▶ EXERCISE PASSAGE:
>>>>

We all want change — but we want to be in control of it.

So how do you control change in a way that works? You initiate it. If you aren’t changing, change will find you and start changing you. If you aren’t changing your body and health for the better, the change of aging and chronic illness will get you.

Here are four easy ways to harness change through using the 4 Ps of change:

Predict

Give up trying to control change, but you can try to predict what will happen. The most useful thing I learned in college was from a psych professor who said, “The best predictor of future behavior is past behavior.” You want to know what someone will do, look at what he’s done. Unless some life changing event happens, he will behave the same way. He may say one thing, but he will do the opposite if that’ what he’s always done.

If you don’t like what you ended up doing (it might be the same kind of relationships with women, or the same dead-end jobs), create a life-changing event(s). Don’t let the past predict your future. Deliberately create a catalytic event(s) to shake things up. It might be going on the Paleo Diet to lose 50lbs. It might be doing a series of Rolfing sessions. Or it could be joining a men’s group to learn what you never got to learn. Take new action that is not what you or others would predict, given your circumstances.

Change your prediction through changing behaviors. If you don’t know where to start, take a class in something that has always excited you. Let your positive movement take you into the unpredictable.

Principles

What are your principles — the values you live by? Get honest. Not the ones others told you to live by or the ones you delude yourself into believing you live by. Under stress, what do you back yourself up against?

If you asked five friends who will be straight with you to describe the three principles you live by, and they don’t match yours, or each friend has a different set, you aren’t living life based on principles. It doesn’t mean you’re bad. It just means you don’t have your own back. Without having your own back you will never initiate significant change.

Let go of things that don’t serve you—others’ principles, your own principles, old values that don’t serve you anymore. Do a principle house cleaning. Hang with and model those who have the principles you want. Try them on. Do they fit? If they don’t, move on.

Patterns

What are your patterns? Not the little ones like brushing your teeth or the route you take to work. What are your meta patterns? What patterns do your relationships have, be it your friends or your lovers? How good are you at setting boundaries and saying no? What are your patterns with your resources? Do you squander them, or do you invest them?

<<<<

▶ INFORMATION PROVIDED:
>>>>

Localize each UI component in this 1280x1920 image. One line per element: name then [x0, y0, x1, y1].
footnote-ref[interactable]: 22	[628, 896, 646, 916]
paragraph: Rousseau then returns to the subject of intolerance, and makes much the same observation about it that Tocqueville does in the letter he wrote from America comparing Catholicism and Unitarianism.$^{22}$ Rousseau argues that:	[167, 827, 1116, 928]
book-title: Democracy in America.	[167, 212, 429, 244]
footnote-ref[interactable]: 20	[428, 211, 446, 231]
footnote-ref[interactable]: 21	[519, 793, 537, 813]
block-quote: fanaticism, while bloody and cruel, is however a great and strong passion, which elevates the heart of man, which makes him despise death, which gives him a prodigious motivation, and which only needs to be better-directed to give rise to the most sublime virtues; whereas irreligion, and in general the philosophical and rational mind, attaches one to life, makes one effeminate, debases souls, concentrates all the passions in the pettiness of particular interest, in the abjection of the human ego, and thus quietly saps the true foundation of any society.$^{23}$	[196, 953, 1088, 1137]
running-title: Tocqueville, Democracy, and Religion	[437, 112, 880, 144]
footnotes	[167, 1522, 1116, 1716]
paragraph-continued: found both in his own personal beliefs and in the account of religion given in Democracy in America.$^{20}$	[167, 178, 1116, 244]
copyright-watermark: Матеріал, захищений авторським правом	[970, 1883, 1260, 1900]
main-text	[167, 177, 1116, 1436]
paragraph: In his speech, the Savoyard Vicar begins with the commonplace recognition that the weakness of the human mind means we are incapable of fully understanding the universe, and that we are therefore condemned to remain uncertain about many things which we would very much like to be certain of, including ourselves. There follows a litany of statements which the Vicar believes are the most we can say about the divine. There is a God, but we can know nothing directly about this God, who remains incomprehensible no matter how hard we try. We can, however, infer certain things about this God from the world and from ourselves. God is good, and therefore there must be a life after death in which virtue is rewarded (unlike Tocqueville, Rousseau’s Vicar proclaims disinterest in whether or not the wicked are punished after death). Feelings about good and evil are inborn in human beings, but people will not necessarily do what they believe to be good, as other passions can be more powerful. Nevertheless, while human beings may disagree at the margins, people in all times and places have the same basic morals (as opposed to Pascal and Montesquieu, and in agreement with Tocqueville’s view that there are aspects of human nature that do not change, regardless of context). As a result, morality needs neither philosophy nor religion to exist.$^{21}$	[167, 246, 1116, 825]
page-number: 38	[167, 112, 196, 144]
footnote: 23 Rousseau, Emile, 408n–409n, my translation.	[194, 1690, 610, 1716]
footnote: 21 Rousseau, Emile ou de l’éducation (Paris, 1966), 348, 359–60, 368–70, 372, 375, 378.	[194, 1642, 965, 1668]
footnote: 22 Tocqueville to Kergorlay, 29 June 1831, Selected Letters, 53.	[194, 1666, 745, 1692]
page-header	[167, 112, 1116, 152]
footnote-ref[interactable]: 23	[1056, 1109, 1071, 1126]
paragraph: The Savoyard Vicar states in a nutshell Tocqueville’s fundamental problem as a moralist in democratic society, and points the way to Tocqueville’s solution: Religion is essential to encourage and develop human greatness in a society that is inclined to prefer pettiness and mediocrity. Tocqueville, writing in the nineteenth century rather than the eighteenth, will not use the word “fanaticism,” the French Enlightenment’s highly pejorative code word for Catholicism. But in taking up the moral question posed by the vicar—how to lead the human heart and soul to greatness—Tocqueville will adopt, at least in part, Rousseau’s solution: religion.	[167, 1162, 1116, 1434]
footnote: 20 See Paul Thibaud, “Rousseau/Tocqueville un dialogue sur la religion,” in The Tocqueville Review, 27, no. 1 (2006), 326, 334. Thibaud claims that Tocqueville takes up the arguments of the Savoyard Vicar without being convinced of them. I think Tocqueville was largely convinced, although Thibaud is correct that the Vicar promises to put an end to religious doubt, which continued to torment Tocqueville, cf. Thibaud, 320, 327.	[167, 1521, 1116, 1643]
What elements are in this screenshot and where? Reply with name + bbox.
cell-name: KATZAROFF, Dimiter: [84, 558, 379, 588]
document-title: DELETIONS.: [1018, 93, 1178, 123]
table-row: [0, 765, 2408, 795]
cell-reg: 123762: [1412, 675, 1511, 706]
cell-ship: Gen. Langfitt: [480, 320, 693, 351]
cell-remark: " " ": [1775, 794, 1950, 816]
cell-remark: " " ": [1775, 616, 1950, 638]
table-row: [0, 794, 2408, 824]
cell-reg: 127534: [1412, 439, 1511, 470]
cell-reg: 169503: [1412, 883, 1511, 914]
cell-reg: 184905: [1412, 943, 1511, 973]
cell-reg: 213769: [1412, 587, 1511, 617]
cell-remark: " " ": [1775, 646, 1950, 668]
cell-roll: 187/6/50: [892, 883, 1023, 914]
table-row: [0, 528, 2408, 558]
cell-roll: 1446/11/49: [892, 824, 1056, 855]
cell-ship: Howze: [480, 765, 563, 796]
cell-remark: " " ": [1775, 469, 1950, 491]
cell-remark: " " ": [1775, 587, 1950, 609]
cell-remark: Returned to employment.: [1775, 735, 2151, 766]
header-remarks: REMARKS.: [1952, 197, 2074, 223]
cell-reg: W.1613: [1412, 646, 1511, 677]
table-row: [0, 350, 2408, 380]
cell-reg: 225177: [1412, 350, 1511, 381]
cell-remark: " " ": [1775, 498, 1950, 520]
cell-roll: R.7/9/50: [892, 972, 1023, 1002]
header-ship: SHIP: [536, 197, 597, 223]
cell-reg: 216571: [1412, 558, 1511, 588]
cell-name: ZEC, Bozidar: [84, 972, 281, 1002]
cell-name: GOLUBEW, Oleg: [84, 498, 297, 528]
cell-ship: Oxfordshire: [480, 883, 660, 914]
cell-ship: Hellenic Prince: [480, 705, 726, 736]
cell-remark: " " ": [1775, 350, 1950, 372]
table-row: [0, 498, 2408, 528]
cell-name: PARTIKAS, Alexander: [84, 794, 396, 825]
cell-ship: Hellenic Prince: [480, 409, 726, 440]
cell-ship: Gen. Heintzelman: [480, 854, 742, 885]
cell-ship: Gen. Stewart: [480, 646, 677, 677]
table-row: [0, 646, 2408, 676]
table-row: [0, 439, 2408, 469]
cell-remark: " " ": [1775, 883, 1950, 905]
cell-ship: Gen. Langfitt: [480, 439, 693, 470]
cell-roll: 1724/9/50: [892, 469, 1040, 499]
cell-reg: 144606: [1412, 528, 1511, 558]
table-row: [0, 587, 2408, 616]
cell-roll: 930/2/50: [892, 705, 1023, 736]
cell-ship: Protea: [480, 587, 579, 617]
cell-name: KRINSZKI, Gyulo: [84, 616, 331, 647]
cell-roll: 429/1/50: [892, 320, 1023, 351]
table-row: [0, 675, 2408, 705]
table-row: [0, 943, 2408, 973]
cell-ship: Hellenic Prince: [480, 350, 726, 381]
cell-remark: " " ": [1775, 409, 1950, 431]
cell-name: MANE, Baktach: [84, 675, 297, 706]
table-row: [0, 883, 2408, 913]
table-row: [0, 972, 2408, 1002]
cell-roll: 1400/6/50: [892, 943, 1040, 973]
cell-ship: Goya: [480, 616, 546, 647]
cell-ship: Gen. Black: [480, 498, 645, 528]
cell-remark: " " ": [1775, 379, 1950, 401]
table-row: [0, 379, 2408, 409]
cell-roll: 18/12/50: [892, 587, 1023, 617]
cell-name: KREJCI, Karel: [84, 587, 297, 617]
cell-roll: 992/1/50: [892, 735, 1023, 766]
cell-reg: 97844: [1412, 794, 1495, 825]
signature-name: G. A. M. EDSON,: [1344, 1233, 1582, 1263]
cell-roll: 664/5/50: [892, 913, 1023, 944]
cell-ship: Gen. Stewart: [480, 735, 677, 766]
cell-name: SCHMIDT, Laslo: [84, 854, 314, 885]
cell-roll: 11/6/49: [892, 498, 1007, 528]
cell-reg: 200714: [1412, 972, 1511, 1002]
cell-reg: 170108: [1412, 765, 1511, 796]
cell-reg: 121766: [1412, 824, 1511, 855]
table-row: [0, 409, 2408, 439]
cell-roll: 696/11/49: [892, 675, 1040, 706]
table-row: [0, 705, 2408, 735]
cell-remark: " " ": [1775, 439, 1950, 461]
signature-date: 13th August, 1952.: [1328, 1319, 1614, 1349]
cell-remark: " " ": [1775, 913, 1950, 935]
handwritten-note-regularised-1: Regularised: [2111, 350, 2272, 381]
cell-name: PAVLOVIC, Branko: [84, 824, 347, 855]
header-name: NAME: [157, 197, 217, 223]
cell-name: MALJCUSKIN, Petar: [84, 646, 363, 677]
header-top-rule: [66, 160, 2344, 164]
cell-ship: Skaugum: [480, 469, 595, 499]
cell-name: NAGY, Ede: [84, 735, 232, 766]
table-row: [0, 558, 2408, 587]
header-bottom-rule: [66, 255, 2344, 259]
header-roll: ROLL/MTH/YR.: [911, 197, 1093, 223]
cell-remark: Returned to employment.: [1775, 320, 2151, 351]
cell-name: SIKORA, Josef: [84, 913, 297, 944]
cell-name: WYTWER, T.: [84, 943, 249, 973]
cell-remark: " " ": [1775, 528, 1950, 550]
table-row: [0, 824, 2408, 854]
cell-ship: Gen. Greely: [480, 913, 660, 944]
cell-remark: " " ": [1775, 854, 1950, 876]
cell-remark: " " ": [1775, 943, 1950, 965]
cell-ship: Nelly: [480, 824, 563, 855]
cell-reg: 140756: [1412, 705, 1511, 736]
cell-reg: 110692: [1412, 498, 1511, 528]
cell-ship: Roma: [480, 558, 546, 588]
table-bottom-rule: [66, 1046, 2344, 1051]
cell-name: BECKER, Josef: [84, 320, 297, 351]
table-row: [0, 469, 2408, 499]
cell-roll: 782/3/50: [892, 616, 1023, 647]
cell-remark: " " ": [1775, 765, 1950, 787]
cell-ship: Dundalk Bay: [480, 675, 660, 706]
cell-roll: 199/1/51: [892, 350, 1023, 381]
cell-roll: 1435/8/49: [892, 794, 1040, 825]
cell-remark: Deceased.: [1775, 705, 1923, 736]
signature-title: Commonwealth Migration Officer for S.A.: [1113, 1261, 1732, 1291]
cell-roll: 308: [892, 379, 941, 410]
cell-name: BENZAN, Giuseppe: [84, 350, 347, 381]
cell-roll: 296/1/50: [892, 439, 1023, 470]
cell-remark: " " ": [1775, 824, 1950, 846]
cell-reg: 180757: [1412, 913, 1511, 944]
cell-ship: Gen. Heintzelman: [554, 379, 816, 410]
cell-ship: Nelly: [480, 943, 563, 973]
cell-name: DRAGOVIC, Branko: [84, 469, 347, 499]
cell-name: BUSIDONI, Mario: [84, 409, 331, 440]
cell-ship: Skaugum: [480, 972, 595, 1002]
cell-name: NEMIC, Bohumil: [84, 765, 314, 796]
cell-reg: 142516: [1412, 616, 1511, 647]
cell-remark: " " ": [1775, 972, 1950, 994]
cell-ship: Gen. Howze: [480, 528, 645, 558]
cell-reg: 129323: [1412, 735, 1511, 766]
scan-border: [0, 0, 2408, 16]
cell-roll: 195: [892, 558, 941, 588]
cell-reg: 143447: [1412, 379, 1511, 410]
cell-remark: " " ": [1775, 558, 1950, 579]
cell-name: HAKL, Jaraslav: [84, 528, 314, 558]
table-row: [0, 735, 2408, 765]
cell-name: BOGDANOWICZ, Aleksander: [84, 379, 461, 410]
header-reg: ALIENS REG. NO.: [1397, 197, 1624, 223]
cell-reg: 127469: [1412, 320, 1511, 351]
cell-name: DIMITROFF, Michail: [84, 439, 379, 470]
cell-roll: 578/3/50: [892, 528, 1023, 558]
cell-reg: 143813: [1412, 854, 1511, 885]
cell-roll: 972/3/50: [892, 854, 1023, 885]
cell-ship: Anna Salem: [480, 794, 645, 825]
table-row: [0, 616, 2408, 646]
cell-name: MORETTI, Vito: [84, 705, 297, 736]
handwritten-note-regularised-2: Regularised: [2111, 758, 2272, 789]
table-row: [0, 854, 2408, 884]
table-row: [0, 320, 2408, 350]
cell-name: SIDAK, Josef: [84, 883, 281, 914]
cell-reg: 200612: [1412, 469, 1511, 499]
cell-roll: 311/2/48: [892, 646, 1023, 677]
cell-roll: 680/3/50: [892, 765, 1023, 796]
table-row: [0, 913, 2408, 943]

<<<<

▶ PROMPT 1:
According to the article on change, what did the psychology professor say is the best predictor of future behavior?
▶ PROMPT 2:
Copy the article on change word for word, from "What are your patterns?" up to and including "you invest them?".
Answer from the article on change alone.

▶ RESPONSE AREA 1:
Past behavior.

▶ RESPONSE AREA 2:
What are your patterns? Not the little ones like brushing your teeth or the route you take to work. What are your meta patterns? What patterns do your relationships have, be it your friends or your lovers? How good are you at setting boundaries and saying no? What are your patterns with your resources? Do you squander them, or do you invest them?